Start of RECORD LIST
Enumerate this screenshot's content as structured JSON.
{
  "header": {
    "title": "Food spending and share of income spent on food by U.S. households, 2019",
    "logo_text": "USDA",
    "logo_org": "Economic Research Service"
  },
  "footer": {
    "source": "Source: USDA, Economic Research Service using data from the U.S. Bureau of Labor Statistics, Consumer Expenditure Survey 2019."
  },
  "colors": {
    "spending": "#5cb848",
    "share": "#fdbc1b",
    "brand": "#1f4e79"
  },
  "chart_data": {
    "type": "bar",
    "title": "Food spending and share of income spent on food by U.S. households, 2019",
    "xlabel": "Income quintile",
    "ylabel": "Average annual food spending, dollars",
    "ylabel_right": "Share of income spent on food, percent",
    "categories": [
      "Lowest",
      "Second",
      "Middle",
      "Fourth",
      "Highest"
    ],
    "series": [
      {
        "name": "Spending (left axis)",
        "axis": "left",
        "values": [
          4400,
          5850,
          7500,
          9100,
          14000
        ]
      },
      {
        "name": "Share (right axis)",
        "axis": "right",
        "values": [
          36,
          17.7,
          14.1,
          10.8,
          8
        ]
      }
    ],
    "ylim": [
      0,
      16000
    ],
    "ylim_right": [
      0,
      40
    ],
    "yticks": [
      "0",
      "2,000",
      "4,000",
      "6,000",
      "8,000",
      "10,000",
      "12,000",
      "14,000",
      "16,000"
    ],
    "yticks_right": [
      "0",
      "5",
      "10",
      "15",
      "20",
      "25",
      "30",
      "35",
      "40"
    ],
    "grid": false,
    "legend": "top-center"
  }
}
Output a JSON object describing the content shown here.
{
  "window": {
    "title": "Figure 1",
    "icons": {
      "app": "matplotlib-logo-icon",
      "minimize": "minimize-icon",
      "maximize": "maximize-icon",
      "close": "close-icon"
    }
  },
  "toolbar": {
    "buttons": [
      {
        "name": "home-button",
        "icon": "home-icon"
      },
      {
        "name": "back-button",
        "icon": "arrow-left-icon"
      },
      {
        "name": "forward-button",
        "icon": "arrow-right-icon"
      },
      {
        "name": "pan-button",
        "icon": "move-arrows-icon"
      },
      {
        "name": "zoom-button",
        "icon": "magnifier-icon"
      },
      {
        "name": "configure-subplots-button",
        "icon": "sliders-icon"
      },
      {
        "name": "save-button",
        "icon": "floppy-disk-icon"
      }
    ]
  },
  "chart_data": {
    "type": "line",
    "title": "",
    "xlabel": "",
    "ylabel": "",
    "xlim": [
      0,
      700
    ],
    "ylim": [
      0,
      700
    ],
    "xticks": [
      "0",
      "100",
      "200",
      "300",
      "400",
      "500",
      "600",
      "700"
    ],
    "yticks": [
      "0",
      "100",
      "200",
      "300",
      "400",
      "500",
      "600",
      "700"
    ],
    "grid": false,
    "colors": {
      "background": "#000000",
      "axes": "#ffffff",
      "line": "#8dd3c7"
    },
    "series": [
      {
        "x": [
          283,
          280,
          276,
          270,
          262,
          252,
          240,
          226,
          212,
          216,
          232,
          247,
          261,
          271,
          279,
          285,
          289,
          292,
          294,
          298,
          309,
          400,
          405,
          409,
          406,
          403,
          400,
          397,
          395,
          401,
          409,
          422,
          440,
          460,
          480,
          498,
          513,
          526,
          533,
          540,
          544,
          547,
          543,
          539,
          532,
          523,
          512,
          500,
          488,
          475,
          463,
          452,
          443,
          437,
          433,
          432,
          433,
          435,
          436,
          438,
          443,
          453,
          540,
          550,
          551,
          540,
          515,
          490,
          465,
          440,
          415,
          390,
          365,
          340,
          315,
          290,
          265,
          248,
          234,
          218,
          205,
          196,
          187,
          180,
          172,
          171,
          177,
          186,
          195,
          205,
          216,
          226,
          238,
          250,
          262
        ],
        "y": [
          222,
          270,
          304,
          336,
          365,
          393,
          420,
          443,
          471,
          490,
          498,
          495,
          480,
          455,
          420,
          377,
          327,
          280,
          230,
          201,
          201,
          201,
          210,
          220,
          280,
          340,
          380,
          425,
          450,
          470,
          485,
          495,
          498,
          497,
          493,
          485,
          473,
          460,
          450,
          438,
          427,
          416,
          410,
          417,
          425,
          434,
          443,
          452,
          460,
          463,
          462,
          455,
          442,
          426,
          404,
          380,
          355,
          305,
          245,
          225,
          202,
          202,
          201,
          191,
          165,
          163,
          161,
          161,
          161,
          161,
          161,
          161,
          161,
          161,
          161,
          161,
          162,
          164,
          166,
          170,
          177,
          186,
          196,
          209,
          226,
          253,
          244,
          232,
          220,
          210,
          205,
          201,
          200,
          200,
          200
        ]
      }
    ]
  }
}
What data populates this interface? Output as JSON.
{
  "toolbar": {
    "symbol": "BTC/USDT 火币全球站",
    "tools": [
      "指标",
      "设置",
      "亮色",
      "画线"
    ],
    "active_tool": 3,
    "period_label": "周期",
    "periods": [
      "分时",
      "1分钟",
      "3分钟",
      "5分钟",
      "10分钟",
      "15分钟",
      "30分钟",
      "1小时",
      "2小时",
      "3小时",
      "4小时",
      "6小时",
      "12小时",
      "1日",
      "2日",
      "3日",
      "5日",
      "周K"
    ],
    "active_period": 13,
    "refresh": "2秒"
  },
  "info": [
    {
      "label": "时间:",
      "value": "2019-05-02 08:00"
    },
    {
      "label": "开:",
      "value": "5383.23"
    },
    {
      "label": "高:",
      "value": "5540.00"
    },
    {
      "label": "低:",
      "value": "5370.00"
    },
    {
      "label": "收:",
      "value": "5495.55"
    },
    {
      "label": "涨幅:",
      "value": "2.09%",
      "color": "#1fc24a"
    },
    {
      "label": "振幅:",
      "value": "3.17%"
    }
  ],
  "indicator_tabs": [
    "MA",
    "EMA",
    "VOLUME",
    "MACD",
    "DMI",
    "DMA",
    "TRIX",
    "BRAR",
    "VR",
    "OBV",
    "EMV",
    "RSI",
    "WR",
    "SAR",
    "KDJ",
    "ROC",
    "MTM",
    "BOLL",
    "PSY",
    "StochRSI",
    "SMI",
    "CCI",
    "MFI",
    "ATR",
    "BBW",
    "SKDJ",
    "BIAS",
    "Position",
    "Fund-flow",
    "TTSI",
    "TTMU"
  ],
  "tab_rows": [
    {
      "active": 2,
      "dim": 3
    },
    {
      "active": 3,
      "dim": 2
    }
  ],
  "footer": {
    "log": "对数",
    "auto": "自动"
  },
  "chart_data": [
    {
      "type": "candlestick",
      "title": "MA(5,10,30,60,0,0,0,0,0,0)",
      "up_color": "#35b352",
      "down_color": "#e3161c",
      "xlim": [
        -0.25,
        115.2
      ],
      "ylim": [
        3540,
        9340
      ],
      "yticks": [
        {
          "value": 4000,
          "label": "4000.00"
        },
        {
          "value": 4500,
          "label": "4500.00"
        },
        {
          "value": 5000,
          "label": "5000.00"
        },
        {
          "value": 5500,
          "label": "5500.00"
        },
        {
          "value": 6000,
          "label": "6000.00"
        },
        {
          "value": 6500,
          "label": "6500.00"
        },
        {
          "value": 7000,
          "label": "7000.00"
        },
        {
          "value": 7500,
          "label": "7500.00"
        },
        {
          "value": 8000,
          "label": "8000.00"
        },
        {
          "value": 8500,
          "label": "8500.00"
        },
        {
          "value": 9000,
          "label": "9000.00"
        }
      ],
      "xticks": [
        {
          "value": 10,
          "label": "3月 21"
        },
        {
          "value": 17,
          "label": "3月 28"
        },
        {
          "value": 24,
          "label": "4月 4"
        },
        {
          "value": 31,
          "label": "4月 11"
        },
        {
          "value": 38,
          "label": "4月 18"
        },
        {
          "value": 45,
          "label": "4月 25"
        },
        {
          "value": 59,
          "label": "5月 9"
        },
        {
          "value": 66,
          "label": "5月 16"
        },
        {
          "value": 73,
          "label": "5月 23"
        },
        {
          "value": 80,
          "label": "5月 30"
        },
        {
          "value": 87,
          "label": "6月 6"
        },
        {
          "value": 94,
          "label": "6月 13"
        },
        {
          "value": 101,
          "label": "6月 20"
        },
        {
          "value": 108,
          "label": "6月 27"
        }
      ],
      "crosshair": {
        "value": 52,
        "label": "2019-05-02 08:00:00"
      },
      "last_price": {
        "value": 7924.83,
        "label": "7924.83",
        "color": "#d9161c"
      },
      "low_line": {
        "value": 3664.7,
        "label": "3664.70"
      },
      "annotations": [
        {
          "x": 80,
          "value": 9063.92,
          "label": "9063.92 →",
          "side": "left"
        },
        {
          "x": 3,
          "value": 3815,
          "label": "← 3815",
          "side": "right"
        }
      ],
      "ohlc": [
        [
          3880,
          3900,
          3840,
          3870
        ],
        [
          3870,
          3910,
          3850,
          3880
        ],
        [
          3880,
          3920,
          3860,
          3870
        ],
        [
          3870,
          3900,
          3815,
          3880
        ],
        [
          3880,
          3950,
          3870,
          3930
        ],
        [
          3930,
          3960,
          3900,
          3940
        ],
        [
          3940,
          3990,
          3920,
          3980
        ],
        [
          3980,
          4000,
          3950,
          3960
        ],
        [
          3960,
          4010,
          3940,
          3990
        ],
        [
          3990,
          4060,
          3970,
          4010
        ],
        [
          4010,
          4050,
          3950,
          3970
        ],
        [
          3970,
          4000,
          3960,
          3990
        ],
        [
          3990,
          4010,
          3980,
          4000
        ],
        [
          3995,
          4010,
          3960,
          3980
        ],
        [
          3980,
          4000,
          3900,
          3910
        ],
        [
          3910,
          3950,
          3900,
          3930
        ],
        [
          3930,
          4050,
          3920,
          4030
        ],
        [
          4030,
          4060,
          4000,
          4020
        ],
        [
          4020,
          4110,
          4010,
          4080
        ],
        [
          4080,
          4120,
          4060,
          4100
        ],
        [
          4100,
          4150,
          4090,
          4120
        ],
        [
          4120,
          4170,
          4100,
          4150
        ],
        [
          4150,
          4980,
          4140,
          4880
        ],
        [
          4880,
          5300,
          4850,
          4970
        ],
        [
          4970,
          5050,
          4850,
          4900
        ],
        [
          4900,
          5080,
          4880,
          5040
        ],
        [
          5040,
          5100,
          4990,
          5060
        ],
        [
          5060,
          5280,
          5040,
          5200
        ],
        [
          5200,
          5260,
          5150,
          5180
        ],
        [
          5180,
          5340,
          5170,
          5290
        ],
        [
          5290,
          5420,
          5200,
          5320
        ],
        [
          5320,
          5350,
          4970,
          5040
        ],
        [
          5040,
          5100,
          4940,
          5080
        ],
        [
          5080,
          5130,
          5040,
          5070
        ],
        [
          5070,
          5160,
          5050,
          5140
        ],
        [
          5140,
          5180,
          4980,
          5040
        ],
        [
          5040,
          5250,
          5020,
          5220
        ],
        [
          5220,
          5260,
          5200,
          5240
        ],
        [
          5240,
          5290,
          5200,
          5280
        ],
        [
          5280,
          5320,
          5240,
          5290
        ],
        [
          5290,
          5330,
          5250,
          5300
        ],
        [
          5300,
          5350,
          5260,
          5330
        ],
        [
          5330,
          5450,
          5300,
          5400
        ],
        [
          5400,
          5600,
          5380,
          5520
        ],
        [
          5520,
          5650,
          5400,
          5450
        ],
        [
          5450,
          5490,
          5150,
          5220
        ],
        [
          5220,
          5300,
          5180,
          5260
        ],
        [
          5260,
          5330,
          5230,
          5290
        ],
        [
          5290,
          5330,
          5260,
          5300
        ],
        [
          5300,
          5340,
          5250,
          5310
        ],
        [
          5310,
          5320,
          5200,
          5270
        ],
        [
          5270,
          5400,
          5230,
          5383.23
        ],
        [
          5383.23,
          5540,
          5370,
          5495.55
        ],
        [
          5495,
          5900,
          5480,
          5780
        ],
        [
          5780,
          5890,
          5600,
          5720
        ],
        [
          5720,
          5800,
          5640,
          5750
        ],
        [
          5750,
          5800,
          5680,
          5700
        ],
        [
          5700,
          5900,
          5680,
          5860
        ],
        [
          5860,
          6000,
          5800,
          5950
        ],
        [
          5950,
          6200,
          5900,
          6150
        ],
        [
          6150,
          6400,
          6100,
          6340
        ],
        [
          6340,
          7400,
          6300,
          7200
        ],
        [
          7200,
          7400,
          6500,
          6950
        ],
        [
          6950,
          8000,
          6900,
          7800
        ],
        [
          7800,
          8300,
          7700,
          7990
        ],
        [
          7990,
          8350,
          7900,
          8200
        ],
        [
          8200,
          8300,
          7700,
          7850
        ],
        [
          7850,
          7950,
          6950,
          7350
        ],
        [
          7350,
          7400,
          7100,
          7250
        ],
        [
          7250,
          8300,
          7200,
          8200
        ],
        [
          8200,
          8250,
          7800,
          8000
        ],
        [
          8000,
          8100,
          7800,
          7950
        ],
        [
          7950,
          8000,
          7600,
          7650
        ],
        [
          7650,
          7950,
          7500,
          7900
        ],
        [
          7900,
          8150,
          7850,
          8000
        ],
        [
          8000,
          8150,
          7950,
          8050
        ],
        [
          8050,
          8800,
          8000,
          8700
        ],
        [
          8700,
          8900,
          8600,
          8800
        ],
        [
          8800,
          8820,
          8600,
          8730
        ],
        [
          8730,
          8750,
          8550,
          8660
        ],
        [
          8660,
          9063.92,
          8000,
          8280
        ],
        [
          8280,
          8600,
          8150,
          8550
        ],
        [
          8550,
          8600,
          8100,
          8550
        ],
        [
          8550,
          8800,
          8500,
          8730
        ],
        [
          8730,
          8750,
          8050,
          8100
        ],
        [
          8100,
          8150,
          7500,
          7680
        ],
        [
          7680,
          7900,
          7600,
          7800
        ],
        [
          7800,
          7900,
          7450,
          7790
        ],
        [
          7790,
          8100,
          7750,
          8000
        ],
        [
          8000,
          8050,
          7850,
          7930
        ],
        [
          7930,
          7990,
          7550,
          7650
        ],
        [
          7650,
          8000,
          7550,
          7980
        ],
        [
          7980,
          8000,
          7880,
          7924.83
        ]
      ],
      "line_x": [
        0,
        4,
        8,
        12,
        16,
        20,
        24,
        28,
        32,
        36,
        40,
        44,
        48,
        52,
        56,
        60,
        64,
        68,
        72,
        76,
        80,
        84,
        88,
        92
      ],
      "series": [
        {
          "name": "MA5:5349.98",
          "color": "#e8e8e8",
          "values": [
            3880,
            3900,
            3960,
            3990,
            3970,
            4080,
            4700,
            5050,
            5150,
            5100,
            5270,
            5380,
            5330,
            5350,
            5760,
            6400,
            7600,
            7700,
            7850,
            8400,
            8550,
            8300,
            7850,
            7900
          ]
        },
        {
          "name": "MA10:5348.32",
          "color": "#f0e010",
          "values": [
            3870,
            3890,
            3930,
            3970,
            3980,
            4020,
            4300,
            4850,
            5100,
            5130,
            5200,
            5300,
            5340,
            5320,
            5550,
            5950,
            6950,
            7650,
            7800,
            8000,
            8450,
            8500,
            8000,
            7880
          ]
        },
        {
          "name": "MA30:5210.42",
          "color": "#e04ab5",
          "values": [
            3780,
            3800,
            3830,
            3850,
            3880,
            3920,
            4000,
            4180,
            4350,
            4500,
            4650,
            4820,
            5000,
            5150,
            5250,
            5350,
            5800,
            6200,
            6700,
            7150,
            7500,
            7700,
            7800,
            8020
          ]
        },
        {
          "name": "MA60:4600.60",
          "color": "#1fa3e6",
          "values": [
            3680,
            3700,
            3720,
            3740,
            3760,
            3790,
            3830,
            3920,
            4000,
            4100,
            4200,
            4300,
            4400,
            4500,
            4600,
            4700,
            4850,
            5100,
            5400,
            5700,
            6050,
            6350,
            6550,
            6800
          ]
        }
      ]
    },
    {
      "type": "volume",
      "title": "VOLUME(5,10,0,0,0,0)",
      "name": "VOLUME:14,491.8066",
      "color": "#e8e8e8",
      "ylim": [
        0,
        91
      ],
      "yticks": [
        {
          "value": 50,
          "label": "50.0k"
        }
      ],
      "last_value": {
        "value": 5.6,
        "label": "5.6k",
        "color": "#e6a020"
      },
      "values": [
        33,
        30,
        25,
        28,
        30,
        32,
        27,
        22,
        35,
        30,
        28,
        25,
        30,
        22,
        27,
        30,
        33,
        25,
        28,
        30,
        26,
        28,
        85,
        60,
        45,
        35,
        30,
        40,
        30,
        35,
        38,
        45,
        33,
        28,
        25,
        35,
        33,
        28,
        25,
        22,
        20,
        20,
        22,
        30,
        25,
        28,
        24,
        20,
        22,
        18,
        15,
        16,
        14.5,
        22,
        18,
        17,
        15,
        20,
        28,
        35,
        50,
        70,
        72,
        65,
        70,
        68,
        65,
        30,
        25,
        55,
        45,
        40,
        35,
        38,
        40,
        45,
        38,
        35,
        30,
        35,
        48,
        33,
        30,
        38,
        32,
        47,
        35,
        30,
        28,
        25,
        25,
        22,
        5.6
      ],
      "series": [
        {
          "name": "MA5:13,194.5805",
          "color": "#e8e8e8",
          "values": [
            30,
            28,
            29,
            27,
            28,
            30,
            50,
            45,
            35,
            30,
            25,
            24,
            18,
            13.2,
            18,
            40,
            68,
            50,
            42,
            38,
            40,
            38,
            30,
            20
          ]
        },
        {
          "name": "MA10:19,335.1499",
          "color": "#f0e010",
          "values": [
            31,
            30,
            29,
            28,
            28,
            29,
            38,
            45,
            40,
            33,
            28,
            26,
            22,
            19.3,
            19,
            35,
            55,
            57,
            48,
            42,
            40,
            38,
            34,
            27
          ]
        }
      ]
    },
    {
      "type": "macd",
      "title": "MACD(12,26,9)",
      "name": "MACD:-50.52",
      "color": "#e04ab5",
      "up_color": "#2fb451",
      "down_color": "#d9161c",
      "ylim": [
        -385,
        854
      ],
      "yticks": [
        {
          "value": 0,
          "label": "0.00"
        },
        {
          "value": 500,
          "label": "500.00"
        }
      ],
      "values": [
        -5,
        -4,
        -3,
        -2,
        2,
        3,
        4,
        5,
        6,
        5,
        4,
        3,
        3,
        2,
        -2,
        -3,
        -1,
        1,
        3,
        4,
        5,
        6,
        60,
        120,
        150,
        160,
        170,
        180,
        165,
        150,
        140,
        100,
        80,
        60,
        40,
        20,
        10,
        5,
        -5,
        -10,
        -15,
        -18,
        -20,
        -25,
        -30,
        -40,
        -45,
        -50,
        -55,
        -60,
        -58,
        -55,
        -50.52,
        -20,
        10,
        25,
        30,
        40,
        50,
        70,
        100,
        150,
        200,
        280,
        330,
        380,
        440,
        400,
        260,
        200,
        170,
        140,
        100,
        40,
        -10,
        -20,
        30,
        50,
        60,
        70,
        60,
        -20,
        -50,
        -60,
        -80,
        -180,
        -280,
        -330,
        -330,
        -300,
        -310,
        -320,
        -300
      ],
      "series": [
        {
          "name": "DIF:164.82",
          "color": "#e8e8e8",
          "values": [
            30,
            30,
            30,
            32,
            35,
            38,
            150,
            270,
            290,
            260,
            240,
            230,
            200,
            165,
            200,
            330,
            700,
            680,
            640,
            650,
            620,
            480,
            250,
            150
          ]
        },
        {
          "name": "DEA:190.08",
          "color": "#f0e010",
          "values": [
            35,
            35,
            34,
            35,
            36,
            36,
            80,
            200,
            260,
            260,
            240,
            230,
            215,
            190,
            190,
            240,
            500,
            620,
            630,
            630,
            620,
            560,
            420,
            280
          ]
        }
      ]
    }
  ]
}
End of RECORD LIST
• **STATED GOAL**:
Search the records for the word "axis" and copy every line where it occurs.

• **RESPONSE TO THE TASK**:
        "name": "Spending (left axis)",
        "axis": "left",
        "name": "Share (right axis)",
        "axis": "right",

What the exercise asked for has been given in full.